[Lines of data]
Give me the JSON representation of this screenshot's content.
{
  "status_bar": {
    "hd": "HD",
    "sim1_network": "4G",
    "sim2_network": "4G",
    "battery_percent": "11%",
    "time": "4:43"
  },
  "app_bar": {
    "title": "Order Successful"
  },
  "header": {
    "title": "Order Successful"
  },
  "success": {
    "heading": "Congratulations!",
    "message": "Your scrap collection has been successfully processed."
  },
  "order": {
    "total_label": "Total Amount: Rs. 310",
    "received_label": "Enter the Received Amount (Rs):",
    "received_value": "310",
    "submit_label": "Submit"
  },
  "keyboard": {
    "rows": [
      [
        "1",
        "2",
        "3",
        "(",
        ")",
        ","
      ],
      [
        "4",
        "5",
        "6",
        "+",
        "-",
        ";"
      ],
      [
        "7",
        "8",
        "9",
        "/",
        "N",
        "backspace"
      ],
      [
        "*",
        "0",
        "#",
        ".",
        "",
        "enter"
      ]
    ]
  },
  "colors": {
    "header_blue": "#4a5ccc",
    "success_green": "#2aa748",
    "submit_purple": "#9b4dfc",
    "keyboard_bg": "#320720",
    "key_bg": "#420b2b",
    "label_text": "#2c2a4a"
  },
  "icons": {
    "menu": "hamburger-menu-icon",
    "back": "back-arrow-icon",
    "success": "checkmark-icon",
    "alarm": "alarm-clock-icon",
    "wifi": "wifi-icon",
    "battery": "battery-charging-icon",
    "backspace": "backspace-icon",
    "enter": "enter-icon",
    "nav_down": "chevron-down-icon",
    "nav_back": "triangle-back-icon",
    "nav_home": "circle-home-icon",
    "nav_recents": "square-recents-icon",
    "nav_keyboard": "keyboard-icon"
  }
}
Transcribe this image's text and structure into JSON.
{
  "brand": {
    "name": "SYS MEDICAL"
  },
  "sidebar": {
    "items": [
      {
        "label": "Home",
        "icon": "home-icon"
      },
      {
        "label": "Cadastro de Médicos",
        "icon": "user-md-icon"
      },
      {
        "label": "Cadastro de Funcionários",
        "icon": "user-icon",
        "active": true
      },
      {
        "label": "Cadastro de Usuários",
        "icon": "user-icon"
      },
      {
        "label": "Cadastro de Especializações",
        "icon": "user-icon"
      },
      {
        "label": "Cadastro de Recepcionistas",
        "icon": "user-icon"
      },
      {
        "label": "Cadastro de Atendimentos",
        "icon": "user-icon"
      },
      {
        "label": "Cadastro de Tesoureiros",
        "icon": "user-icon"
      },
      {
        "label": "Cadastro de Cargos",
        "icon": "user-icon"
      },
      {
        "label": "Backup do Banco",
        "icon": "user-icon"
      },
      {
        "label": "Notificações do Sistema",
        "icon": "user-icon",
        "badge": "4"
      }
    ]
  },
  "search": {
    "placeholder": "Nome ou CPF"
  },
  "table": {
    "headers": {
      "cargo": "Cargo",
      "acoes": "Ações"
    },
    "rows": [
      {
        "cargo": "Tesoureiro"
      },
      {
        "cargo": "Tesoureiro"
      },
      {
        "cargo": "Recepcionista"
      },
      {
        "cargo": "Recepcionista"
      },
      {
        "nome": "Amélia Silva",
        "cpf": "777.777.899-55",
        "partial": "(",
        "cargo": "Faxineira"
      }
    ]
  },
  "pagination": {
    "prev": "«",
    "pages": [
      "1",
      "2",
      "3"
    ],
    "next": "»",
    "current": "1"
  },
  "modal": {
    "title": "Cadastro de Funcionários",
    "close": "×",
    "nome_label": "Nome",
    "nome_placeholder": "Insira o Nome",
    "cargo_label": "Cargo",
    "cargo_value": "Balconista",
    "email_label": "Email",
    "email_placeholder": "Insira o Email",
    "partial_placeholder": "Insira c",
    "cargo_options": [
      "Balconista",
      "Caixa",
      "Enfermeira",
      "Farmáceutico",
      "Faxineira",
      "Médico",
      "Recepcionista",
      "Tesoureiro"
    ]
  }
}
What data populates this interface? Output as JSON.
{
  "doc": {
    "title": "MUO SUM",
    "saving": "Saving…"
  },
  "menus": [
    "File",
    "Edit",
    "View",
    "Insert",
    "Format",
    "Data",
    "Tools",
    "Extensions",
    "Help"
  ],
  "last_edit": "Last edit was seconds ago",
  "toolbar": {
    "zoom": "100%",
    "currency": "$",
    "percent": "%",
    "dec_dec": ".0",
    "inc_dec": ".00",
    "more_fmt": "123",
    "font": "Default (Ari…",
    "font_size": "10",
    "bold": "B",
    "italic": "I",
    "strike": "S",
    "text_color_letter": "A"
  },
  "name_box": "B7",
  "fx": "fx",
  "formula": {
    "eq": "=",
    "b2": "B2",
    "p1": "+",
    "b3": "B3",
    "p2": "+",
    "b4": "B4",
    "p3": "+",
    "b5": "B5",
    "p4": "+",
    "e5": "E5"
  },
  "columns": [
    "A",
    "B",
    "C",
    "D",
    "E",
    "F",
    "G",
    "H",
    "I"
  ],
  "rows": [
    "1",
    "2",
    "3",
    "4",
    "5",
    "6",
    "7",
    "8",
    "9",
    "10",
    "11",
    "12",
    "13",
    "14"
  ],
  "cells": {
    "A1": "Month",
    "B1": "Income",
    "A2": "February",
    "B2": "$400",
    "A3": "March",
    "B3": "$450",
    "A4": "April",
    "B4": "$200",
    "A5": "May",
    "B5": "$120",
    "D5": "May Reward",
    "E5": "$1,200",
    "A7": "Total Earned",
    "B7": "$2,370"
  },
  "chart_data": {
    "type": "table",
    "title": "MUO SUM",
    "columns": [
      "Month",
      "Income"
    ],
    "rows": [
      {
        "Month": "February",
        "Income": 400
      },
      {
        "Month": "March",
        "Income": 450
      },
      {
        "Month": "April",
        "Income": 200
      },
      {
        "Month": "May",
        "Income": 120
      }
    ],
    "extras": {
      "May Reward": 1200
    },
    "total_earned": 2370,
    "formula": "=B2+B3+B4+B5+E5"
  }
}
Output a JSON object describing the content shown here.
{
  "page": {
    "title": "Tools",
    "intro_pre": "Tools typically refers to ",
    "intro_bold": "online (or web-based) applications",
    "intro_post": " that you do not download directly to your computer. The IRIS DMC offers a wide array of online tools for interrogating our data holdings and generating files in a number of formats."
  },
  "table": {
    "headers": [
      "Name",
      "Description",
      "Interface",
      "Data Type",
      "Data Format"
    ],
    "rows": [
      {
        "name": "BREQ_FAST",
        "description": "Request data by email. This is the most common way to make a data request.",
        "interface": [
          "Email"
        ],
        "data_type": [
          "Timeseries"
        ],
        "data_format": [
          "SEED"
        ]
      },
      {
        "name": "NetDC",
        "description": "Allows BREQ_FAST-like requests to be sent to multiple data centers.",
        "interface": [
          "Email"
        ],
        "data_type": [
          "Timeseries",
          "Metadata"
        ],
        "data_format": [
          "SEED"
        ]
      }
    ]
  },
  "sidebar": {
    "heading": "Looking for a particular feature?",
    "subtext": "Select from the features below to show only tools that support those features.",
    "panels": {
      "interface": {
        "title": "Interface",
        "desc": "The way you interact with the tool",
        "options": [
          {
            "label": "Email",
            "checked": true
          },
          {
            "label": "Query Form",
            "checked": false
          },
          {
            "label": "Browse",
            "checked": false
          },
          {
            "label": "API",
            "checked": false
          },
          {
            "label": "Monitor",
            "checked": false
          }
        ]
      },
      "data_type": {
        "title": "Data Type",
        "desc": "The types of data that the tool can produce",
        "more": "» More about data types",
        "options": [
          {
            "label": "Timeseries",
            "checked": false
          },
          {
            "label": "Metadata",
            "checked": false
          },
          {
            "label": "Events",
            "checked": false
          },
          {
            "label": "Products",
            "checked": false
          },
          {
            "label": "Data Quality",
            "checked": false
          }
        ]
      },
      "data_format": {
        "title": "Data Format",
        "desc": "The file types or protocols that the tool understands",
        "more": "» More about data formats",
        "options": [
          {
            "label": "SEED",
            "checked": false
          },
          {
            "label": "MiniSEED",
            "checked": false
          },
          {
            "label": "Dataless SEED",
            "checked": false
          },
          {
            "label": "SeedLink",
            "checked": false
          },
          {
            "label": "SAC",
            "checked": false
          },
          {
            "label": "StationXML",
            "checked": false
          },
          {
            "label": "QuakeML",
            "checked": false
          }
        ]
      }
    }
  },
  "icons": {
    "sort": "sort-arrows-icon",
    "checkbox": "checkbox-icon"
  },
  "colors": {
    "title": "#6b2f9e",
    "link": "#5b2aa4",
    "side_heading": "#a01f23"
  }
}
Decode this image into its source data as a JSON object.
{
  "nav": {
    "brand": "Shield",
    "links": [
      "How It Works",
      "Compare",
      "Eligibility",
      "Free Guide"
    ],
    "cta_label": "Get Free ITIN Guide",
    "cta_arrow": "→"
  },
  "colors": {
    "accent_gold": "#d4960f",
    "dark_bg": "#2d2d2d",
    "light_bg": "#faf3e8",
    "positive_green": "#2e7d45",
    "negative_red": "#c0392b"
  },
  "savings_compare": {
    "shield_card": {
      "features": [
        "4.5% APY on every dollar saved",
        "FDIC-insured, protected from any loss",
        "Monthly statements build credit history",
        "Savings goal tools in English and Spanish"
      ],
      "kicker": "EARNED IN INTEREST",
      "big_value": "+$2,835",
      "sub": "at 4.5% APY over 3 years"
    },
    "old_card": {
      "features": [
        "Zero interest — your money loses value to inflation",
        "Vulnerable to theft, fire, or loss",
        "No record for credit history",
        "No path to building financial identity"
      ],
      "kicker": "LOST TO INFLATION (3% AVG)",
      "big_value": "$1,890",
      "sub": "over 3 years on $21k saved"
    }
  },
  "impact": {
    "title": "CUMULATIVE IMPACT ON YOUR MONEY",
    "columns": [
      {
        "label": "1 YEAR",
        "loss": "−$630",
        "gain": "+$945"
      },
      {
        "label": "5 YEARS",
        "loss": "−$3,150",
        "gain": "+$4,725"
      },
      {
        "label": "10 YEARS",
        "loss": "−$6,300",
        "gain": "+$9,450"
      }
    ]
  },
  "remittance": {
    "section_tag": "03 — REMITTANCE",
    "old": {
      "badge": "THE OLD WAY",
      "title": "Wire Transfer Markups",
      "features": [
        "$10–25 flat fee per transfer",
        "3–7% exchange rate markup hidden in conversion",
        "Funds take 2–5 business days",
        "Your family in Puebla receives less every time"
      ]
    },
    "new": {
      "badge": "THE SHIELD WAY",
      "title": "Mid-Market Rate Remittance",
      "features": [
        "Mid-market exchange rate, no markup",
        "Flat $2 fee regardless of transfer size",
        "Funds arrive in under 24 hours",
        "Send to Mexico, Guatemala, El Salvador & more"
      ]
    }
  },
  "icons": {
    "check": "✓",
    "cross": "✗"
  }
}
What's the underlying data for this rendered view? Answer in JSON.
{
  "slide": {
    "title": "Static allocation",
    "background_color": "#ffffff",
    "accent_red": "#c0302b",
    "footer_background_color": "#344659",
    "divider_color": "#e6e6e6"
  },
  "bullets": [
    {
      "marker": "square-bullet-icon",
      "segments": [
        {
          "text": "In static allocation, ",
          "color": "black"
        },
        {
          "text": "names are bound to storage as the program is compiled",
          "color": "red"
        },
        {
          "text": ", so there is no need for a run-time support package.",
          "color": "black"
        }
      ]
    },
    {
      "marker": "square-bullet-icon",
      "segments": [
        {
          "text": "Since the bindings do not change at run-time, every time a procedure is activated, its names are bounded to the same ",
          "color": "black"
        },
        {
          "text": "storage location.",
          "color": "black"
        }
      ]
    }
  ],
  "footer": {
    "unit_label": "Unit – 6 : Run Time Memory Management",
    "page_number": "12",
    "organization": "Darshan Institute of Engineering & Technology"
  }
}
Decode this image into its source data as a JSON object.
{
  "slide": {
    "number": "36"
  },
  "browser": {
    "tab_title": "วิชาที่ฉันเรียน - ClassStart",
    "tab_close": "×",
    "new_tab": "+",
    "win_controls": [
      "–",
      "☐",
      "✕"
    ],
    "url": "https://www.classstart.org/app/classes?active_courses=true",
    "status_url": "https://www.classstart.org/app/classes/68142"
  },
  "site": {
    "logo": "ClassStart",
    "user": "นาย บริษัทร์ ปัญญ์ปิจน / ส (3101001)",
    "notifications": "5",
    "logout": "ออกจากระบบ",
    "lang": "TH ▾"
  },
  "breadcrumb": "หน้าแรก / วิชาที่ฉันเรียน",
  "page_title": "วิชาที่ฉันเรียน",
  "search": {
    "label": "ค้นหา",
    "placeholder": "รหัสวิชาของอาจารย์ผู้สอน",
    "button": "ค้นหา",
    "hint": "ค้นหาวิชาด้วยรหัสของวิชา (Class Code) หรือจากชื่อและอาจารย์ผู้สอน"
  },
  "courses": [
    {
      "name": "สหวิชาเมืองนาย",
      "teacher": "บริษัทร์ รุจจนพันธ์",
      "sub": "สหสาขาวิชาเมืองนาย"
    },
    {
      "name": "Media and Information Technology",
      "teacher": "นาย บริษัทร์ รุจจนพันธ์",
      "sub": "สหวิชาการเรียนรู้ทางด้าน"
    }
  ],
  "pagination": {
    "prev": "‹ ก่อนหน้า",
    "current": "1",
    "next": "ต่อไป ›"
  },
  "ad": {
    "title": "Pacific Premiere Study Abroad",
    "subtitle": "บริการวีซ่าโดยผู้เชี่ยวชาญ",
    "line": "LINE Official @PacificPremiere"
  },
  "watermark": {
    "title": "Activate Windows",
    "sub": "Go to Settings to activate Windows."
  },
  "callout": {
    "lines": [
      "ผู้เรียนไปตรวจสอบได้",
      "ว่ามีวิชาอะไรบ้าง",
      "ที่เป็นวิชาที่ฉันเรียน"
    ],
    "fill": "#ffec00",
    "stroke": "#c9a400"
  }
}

- **WRITTEN REQUEST**: From the listing above, copy every line that holds the string "องนาย".

- **REPLY**:
      "name": "สหวิชาเมืองนาย",
      "sub": "สหสาขาวิชาเมืองนาย"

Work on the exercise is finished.